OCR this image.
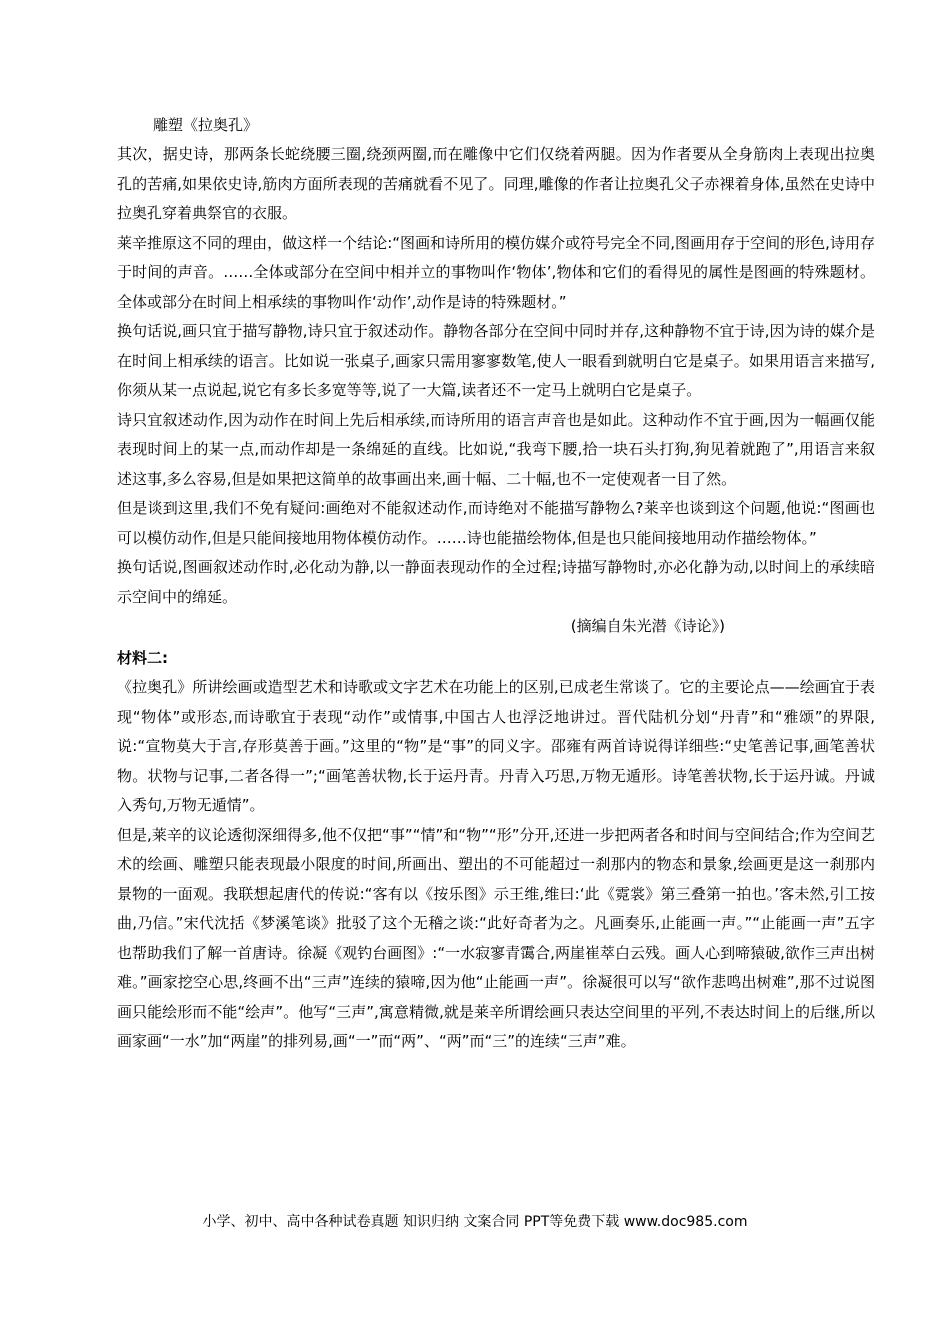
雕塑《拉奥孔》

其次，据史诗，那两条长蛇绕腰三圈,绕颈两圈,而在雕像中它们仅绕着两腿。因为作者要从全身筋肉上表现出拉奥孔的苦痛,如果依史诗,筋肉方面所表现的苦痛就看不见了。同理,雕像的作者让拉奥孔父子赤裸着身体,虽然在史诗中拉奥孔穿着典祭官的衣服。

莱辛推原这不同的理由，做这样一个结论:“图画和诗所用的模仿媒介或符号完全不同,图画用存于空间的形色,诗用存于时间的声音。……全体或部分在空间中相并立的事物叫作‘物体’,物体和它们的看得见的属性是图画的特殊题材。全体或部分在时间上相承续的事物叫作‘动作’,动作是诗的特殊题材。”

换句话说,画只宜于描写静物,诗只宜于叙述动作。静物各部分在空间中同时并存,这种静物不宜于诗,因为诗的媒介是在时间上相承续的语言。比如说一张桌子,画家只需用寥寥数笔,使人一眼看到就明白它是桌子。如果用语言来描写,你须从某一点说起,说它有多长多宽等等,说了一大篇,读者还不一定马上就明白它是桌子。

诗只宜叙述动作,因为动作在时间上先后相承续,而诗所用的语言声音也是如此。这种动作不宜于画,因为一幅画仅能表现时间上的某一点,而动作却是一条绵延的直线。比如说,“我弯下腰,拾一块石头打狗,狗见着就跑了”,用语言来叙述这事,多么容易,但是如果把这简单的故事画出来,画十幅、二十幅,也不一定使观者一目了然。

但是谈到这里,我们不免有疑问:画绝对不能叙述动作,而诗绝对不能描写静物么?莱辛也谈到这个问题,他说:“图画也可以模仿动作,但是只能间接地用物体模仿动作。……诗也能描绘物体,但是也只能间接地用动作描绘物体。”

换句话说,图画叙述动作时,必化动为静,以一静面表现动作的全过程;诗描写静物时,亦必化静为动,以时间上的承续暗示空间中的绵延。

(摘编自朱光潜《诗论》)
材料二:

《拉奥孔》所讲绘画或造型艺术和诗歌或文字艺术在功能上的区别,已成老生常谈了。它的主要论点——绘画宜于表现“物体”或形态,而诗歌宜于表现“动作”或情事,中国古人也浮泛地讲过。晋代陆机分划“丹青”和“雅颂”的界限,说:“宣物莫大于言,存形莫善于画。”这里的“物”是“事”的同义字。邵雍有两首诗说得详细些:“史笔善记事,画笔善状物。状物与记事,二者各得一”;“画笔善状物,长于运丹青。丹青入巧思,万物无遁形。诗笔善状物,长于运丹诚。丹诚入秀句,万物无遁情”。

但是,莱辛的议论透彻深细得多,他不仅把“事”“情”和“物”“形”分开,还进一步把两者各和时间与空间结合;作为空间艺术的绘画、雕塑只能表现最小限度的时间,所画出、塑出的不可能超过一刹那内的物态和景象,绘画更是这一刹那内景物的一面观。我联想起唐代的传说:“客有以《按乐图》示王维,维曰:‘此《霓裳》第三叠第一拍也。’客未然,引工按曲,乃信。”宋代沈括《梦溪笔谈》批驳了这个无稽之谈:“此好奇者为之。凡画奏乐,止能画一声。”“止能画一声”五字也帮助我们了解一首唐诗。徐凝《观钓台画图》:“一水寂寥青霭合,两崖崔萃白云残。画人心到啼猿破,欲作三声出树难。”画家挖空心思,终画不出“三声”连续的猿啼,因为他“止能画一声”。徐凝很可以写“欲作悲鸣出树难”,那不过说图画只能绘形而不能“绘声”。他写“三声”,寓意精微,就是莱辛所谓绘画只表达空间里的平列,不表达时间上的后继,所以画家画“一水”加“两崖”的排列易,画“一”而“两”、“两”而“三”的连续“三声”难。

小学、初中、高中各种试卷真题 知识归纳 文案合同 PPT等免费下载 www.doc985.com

###

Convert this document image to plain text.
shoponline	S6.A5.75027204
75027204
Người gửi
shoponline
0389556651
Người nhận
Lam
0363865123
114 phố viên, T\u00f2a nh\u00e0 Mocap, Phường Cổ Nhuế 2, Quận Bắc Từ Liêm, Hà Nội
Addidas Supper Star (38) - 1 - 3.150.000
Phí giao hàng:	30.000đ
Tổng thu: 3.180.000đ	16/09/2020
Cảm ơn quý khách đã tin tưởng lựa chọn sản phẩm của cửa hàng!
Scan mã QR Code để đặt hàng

###

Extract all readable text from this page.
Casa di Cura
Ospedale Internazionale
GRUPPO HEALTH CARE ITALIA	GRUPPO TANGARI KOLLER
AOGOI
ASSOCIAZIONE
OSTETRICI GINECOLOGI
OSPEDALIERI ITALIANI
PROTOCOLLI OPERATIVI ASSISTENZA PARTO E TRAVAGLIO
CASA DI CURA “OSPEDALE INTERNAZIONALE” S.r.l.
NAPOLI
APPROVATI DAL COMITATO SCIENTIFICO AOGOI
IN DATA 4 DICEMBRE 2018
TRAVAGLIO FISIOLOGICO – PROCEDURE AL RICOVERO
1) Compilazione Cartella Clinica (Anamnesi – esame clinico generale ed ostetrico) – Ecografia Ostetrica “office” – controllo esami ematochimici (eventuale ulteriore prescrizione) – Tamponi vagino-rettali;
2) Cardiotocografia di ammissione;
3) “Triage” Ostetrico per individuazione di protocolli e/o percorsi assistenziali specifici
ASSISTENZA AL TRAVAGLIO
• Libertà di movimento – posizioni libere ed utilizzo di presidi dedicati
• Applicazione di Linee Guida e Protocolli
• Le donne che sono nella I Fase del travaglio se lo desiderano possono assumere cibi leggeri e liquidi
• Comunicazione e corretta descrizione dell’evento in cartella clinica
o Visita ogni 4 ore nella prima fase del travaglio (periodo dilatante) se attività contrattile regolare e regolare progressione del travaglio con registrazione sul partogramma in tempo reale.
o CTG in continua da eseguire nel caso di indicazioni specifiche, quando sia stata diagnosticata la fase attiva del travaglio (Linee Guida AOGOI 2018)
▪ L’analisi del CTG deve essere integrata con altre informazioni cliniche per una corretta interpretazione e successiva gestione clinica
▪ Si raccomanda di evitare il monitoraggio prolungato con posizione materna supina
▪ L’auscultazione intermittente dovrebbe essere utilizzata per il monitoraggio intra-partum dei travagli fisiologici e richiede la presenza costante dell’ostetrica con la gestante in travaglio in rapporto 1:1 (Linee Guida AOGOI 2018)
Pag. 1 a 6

###

Aim of the exercise. Read the entries and pick out all lines that include the word "text".

Full answer.
Convert this document image to plain text.
Extract all readable text from this page.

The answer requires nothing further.